WHAT TO WORK ON
Please repeat all of the listing exactly.

DATA EXCERPTS

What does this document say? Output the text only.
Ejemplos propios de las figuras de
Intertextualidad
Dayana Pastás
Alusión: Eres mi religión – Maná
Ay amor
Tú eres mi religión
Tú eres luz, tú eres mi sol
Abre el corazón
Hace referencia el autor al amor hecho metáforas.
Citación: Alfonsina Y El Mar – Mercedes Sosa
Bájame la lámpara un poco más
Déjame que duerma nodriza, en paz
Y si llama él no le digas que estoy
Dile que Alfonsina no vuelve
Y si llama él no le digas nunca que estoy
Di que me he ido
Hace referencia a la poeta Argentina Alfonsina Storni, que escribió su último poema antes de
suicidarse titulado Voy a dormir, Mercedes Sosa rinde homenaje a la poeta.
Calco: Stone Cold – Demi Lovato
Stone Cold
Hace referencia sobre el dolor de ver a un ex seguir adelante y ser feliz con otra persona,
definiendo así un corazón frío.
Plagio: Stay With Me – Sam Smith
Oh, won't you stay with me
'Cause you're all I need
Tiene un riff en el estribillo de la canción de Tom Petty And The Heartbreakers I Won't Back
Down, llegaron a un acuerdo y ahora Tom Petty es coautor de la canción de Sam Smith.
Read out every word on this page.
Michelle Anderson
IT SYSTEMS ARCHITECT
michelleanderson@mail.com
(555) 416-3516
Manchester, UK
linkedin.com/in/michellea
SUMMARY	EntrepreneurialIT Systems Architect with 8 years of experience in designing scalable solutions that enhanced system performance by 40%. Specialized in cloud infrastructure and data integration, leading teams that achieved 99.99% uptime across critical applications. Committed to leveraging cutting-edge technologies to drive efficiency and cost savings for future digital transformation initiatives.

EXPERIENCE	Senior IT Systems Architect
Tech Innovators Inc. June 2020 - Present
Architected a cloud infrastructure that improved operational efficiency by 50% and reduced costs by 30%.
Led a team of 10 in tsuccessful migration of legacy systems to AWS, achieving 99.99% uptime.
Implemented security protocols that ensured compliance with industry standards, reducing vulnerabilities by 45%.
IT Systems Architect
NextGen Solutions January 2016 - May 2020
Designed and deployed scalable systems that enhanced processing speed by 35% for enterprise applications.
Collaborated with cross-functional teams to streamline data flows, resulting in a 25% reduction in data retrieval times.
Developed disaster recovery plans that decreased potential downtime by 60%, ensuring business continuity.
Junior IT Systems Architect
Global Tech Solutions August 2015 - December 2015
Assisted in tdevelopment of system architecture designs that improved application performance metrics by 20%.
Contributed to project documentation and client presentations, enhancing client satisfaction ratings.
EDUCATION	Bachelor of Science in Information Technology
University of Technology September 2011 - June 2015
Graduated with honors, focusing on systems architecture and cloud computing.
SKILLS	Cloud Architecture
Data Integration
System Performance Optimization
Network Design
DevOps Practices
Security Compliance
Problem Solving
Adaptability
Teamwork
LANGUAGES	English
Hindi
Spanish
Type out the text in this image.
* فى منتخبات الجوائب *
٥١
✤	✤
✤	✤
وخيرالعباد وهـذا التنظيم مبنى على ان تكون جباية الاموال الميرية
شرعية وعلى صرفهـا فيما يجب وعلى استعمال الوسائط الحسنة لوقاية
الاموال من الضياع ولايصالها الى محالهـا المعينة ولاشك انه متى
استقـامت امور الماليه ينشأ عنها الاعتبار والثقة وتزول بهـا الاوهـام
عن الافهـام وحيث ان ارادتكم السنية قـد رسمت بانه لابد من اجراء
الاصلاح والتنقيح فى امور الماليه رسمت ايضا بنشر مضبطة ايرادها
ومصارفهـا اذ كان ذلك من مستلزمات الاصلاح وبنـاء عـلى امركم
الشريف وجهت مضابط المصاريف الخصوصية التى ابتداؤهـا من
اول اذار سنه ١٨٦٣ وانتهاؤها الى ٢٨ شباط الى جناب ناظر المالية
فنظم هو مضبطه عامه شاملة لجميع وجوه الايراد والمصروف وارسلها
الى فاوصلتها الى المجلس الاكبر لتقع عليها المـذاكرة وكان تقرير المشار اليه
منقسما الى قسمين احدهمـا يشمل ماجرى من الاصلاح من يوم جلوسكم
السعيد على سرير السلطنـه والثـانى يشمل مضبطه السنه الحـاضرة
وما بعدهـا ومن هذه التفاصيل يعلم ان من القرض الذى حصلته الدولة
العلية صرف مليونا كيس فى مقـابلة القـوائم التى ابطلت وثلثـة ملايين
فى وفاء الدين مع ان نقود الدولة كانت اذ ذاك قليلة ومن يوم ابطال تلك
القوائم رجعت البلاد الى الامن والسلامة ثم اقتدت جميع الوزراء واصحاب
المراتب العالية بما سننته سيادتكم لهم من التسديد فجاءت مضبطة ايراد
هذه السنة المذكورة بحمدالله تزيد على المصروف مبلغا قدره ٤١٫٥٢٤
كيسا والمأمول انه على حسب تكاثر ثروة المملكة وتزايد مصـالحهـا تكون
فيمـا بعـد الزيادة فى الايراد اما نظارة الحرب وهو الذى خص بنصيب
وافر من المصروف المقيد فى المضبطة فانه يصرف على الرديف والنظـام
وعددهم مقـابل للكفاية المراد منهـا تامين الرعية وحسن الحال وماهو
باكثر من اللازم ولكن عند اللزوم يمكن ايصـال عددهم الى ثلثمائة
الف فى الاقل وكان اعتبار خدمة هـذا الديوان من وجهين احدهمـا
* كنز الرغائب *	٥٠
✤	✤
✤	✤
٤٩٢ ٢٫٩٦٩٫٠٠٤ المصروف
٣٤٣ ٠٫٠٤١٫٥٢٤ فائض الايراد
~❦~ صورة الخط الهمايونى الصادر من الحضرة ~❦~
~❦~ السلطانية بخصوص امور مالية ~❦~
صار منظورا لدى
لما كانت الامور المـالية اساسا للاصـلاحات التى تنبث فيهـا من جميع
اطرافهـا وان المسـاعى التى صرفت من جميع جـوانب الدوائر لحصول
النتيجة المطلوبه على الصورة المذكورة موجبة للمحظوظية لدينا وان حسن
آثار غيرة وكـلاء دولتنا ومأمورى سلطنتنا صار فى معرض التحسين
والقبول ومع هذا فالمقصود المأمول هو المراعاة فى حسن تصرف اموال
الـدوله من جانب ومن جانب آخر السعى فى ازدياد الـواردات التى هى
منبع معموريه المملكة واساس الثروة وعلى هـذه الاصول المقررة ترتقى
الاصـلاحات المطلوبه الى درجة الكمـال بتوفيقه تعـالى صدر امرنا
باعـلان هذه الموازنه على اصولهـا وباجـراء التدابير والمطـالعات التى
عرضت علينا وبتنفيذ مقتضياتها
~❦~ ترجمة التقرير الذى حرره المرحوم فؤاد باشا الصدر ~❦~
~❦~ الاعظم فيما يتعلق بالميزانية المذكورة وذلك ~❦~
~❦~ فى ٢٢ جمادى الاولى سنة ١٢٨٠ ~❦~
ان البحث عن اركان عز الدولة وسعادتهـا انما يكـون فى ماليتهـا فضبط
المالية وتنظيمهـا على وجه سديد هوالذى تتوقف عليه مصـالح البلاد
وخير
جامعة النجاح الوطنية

SOLUTION
What does this document say? Output the text only.
Ejemplos propios de las figuras de
Intertextualidad
Dayana Pastás
Alusión: Eres mi religión – Maná
Ay amor
Tú eres mi religión
Tú eres luz, tú eres mi sol
Abre el corazón
Hace referencia el autor al amor hecho metáforas.
Citación: Alfonsina Y El Mar – Mercedes Sosa
Bájame la lámpara un poco más
Déjame que duerma nodriza, en paz
Y si llama él no le digas que estoy
Dile que Alfonsina no vuelve
Y si llama él no le digas nunca que estoy
Di que me he ido
Hace referencia a la poeta Argentina Alfonsina Storni, que escribió su último poema antes de
suicidarse titulado Voy a dormir, Mercedes Sosa rinde homenaje a la poeta.
Calco: Stone Cold – Demi Lovato
Stone Cold
Hace referencia sobre el dolor de ver a un ex seguir adelante y ser feliz con otra persona,
definiendo así un corazón frío.
Plagio: Stay With Me – Sam Smith
Oh, won't you stay with me
'Cause you're all I need
Tiene un riff en el estribillo de la canción de Tom Petty And The Heartbreakers I Won't Back
Down, llegaron a un acuerdo y ahora Tom Petty es coautor de la canción de Sam Smith.
Read out every word on this page.
Michelle Anderson
IT SYSTEMS ARCHITECT
michelleanderson@mail.com
(555) 416-3516
Manchester, UK
linkedin.com/in/michellea
SUMMARY	EntrepreneurialIT Systems Architect with 8 years of experience in designing scalable solutions that enhanced system performance by 40%. Specialized in cloud infrastructure and data integration, leading teams that achieved 99.99% uptime across critical applications. Committed to leveraging cutting-edge technologies to drive efficiency and cost savings for future digital transformation initiatives.

EXPERIENCE	Senior IT Systems Architect
Tech Innovators Inc. June 2020 - Present
Architected a cloud infrastructure that improved operational efficiency by 50% and reduced costs by 30%.
Led a team of 10 in tsuccessful migration of legacy systems to AWS, achieving 99.99% uptime.
Implemented security protocols that ensured compliance with industry standards, reducing vulnerabilities by 45%.
IT Systems Architect
NextGen Solutions January 2016 - May 2020
Designed and deployed scalable systems that enhanced processing speed by 35% for enterprise applications.
Collaborated with cross-functional teams to streamline data flows, resulting in a 25% reduction in data retrieval times.
Developed disaster recovery plans that decreased potential downtime by 60%, ensuring business continuity.
Junior IT Systems Architect
Global Tech Solutions August 2015 - December 2015
Assisted in tdevelopment of system architecture designs that improved application performance metrics by 20%.
Contributed to project documentation and client presentations, enhancing client satisfaction ratings.
EDUCATION	Bachelor of Science in Information Technology
University of Technology September 2011 - June 2015
Graduated with honors, focusing on systems architecture and cloud computing.
SKILLS	Cloud Architecture
Data Integration
System Performance Optimization
Network Design
DevOps Practices
Security Compliance
Problem Solving
Adaptability
Teamwork
LANGUAGES	English
Hindi
Spanish
Type out the text in this image.
* فى منتخبات الجوائب *
٥١
✤	✤
✤	✤
وخيرالعباد وهـذا التنظيم مبنى على ان تكون جباية الاموال الميرية
شرعية وعلى صرفهـا فيما يجب وعلى استعمال الوسائط الحسنة لوقاية
الاموال من الضياع ولايصالها الى محالهـا المعينة ولاشك انه متى
استقـامت امور الماليه ينشأ عنها الاعتبار والثقة وتزول بهـا الاوهـام
عن الافهـام وحيث ان ارادتكم السنية قـد رسمت بانه لابد من اجراء
الاصلاح والتنقيح فى امور الماليه رسمت ايضا بنشر مضبطة ايرادها
ومصارفهـا اذ كان ذلك من مستلزمات الاصلاح وبنـاء عـلى امركم
الشريف وجهت مضابط المصاريف الخصوصية التى ابتداؤهـا من
اول اذار سنه ١٨٦٣ وانتهاؤها الى ٢٨ شباط الى جناب ناظر المالية
فنظم هو مضبطه عامه شاملة لجميع وجوه الايراد والمصروف وارسلها
الى فاوصلتها الى المجلس الاكبر لتقع عليها المـذاكرة وكان تقرير المشار اليه
منقسما الى قسمين احدهمـا يشمل ماجرى من الاصلاح من يوم جلوسكم
السعيد على سرير السلطنـه والثـانى يشمل مضبطه السنه الحـاضرة
وما بعدهـا ومن هذه التفاصيل يعلم ان من القرض الذى حصلته الدولة
العلية صرف مليونا كيس فى مقـابلة القـوائم التى ابطلت وثلثـة ملايين
فى وفاء الدين مع ان نقود الدولة كانت اذ ذاك قليلة ومن يوم ابطال تلك
القوائم رجعت البلاد الى الامن والسلامة ثم اقتدت جميع الوزراء واصحاب
المراتب العالية بما سننته سيادتكم لهم من التسديد فجاءت مضبطة ايراد
هذه السنة المذكورة بحمدالله تزيد على المصروف مبلغا قدره ٤١٫٥٢٤
كيسا والمأمول انه على حسب تكاثر ثروة المملكة وتزايد مصـالحهـا تكون
فيمـا بعـد الزيادة فى الايراد اما نظارة الحرب وهو الذى خص بنصيب
وافر من المصروف المقيد فى المضبطة فانه يصرف على الرديف والنظـام
وعددهم مقـابل للكفاية المراد منهـا تامين الرعية وحسن الحال وماهو
باكثر من اللازم ولكن عند اللزوم يمكن ايصـال عددهم الى ثلثمائة
الف فى الاقل وكان اعتبار خدمة هـذا الديوان من وجهين احدهمـا
* كنز الرغائب *	٥٠
✤	✤
✤	✤
٤٩٢ ٢٫٩٦٩٫٠٠٤ المصروف
٣٤٣ ٠٫٠٤١٫٥٢٤ فائض الايراد
~❦~ صورة الخط الهمايونى الصادر من الحضرة ~❦~
~❦~ السلطانية بخصوص امور مالية ~❦~
صار منظورا لدى
لما كانت الامور المـالية اساسا للاصـلاحات التى تنبث فيهـا من جميع
اطرافهـا وان المسـاعى التى صرفت من جميع جـوانب الدوائر لحصول
النتيجة المطلوبه على الصورة المذكورة موجبة للمحظوظية لدينا وان حسن
آثار غيرة وكـلاء دولتنا ومأمورى سلطنتنا صار فى معرض التحسين
والقبول ومع هذا فالمقصود المأمول هو المراعاة فى حسن تصرف اموال
الـدوله من جانب ومن جانب آخر السعى فى ازدياد الـواردات التى هى
منبع معموريه المملكة واساس الثروة وعلى هـذه الاصول المقررة ترتقى
الاصـلاحات المطلوبه الى درجة الكمـال بتوفيقه تعـالى صدر امرنا
باعـلان هذه الموازنه على اصولهـا وباجـراء التدابير والمطـالعات التى
عرضت علينا وبتنفيذ مقتضياتها
~❦~ ترجمة التقرير الذى حرره المرحوم فؤاد باشا الصدر ~❦~
~❦~ الاعظم فيما يتعلق بالميزانية المذكورة وذلك ~❦~
~❦~ فى ٢٢ جمادى الاولى سنة ١٢٨٠ ~❦~
ان البحث عن اركان عز الدولة وسعادتهـا انما يكـون فى ماليتهـا فضبط
المالية وتنظيمهـا على وجه سديد هوالذى تتوقف عليه مصـالح البلاد
وخير
جامعة النجاح الوطنية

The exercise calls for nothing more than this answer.